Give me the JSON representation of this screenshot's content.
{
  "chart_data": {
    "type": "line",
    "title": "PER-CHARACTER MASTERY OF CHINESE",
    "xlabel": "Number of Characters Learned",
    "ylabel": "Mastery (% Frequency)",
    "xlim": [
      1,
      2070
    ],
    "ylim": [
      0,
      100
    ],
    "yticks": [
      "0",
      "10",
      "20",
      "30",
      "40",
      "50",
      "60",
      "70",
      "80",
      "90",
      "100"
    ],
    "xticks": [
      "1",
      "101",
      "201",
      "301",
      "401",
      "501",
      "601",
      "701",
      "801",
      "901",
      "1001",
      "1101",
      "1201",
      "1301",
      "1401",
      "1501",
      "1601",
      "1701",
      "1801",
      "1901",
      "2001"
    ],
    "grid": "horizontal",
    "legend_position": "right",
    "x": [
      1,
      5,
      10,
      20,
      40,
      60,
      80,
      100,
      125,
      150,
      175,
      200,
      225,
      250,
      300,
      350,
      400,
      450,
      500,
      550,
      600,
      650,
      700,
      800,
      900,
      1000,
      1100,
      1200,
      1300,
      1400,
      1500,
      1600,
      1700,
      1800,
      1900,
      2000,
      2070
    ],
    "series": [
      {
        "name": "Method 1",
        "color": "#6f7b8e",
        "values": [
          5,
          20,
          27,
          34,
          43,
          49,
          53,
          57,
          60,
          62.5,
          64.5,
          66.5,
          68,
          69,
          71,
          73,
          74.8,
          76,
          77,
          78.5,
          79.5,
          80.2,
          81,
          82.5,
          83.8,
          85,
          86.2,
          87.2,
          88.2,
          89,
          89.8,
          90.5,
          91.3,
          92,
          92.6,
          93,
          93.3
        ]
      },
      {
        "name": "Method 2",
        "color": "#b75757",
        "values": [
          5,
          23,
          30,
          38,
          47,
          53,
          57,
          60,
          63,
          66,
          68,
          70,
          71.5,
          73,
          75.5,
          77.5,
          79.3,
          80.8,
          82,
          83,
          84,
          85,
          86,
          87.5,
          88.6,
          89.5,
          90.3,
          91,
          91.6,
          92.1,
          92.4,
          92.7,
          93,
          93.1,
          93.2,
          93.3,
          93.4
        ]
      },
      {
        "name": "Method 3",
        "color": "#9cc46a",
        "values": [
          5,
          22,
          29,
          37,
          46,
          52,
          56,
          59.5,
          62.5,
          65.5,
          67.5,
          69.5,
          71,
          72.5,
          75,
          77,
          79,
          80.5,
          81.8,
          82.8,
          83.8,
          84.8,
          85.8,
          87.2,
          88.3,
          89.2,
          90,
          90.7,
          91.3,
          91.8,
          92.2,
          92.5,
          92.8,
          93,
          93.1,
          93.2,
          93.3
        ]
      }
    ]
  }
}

Given task: Only lines with the word "Method" are wanted, so copy each one from the records.

Worked solution:
        "name": "Method 1",
        "name": "Method 2",
        "name": "Method 3",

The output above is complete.